Recorded data
____________________
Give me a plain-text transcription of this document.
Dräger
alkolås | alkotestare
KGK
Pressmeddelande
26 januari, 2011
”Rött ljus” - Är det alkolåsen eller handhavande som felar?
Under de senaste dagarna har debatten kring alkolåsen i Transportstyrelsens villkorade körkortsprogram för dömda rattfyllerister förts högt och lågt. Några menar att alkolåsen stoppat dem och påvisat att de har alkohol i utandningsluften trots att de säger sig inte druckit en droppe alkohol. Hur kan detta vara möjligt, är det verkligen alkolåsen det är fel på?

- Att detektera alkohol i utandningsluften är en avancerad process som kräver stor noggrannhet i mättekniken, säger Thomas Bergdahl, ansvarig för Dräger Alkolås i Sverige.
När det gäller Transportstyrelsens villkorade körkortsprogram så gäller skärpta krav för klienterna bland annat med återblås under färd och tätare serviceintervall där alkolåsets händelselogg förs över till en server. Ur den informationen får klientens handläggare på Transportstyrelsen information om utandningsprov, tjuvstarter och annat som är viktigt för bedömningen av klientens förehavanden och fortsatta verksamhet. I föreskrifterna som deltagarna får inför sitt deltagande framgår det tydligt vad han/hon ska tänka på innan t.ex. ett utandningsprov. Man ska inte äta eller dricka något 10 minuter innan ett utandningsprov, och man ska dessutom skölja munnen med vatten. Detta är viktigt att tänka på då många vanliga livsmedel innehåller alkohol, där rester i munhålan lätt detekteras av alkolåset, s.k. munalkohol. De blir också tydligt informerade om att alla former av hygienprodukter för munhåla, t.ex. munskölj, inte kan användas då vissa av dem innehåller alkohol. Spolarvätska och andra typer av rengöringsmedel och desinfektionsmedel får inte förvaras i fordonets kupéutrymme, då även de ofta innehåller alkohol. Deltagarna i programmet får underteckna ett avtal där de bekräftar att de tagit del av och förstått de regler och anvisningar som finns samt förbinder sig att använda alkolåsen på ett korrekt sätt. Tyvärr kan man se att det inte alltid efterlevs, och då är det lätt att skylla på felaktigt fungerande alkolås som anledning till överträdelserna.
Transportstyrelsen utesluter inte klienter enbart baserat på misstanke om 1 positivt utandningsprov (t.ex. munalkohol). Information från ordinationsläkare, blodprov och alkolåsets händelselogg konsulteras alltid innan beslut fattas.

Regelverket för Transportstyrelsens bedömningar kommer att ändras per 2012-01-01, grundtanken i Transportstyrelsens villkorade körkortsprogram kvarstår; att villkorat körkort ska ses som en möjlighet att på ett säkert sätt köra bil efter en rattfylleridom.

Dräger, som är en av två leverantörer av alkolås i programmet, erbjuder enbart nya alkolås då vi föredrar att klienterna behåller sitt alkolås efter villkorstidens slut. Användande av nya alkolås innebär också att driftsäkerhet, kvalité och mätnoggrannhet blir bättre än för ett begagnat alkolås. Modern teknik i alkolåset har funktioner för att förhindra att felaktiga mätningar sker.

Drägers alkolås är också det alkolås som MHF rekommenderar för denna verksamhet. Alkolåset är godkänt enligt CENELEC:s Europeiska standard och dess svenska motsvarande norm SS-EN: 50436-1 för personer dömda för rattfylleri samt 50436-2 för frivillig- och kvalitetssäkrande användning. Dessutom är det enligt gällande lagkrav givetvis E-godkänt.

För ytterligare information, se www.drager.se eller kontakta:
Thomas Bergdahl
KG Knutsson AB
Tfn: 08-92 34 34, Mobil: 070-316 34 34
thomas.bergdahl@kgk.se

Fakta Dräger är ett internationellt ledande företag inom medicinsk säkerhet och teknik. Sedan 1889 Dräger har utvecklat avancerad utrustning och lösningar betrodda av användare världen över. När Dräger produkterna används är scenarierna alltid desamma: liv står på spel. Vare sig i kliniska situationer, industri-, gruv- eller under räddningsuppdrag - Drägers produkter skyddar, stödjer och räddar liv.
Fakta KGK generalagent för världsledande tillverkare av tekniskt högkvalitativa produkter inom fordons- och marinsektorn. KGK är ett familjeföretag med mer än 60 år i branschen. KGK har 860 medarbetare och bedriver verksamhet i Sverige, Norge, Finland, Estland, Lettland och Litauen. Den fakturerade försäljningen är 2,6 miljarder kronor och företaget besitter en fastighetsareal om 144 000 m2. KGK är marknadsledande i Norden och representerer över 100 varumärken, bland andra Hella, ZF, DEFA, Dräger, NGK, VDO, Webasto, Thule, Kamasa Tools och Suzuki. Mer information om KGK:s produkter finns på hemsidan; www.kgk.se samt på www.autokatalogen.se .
____________________
Requirement
Transcribe every line of the data, exactly as it stands.

Task solution
Give me a plain-text transcription of this document.
Dräger
alkolås | alkotestare
KGK
Pressmeddelande
26 januari, 2011
”Rött ljus” - Är det alkolåsen eller handhavande som felar?
Under de senaste dagarna har debatten kring alkolåsen i Transportstyrelsens villkorade körkortsprogram för dömda rattfyllerister förts högt och lågt. Några menar att alkolåsen stoppat dem och påvisat att de har alkohol i utandningsluften trots att de säger sig inte druckit en droppe alkohol. Hur kan detta vara möjligt, är det verkligen alkolåsen det är fel på?

- Att detektera alkohol i utandningsluften är en avancerad process som kräver stor noggrannhet i mättekniken, säger Thomas Bergdahl, ansvarig för Dräger Alkolås i Sverige.
När det gäller Transportstyrelsens villkorade körkortsprogram så gäller skärpta krav för klienterna bland annat med återblås under färd och tätare serviceintervall där alkolåsets händelselogg förs över till en server. Ur den informationen får klientens handläggare på Transportstyrelsen information om utandningsprov, tjuvstarter och annat som är viktigt för bedömningen av klientens förehavanden och fortsatta verksamhet. I föreskrifterna som deltagarna får inför sitt deltagande framgår det tydligt vad han/hon ska tänka på innan t.ex. ett utandningsprov. Man ska inte äta eller dricka något 10 minuter innan ett utandningsprov, och man ska dessutom skölja munnen med vatten. Detta är viktigt att tänka på då många vanliga livsmedel innehåller alkohol, där rester i munhålan lätt detekteras av alkolåset, s.k. munalkohol. De blir också tydligt informerade om att alla former av hygienprodukter för munhåla, t.ex. munskölj, inte kan användas då vissa av dem innehåller alkohol. Spolarvätska och andra typer av rengöringsmedel och desinfektionsmedel får inte förvaras i fordonets kupéutrymme, då även de ofta innehåller alkohol. Deltagarna i programmet får underteckna ett avtal där de bekräftar att de tagit del av och förstått de regler och anvisningar som finns samt förbinder sig att använda alkolåsen på ett korrekt sätt. Tyvärr kan man se att det inte alltid efterlevs, och då är det lätt att skylla på felaktigt fungerande alkolås som anledning till överträdelserna.
Transportstyrelsen utesluter inte klienter enbart baserat på misstanke om 1 positivt utandningsprov (t.ex. munalkohol). Information från ordinationsläkare, blodprov och alkolåsets händelselogg konsulteras alltid innan beslut fattas.

Regelverket för Transportstyrelsens bedömningar kommer att ändras per 2012-01-01, grundtanken i Transportstyrelsens villkorade körkortsprogram kvarstår; att villkorat körkort ska ses som en möjlighet att på ett säkert sätt köra bil efter en rattfylleridom.

Dräger, som är en av två leverantörer av alkolås i programmet, erbjuder enbart nya alkolås då vi föredrar att klienterna behåller sitt alkolås efter villkorstidens slut. Användande av nya alkolås innebär också att driftsäkerhet, kvalité och mätnoggrannhet blir bättre än för ett begagnat alkolås. Modern teknik i alkolåset har funktioner för att förhindra att felaktiga mätningar sker.

Drägers alkolås är också det alkolås som MHF rekommenderar för denna verksamhet. Alkolåset är godkänt enligt CENELEC:s Europeiska standard och dess svenska motsvarande norm SS-EN: 50436-1 för personer dömda för rattfylleri samt 50436-2 för frivillig- och kvalitetssäkrande användning. Dessutom är det enligt gällande lagkrav givetvis E-godkänt.

För ytterligare information, se www.drager.se eller kontakta:
Thomas Bergdahl
KG Knutsson AB
Tfn: 08-92 34 34, Mobil: 070-316 34 34
thomas.bergdahl@kgk.se

Fakta Dräger är ett internationellt ledande företag inom medicinsk säkerhet och teknik. Sedan 1889 Dräger har utvecklat avancerad utrustning och lösningar betrodda av användare världen över. När Dräger produkterna används är scenarierna alltid desamma: liv står på spel. Vare sig i kliniska situationer, industri-, gruv- eller under räddningsuppdrag - Drägers produkter skyddar, stödjer och räddar liv.
Fakta KGK generalagent för världsledande tillverkare av tekniskt högkvalitativa produkter inom fordons- och marinsektorn. KGK är ett familjeföretag med mer än 60 år i branschen. KGK har 860 medarbetare och bedriver verksamhet i Sverige, Norge, Finland, Estland, Lettland och Litauen. Den fakturerade försäljningen är 2,6 miljarder kronor och företaget besitter en fastighetsareal om 144 000 m2. KGK är marknadsledande i Norden och representerer över 100 varumärken, bland andra Hella, ZF, DEFA, Dräger, NGK, VDO, Webasto, Thule, Kamasa Tools och Suzuki. Mer information om KGK:s produkter finns på hemsidan; www.kgk.se samt på www.autokatalogen.se .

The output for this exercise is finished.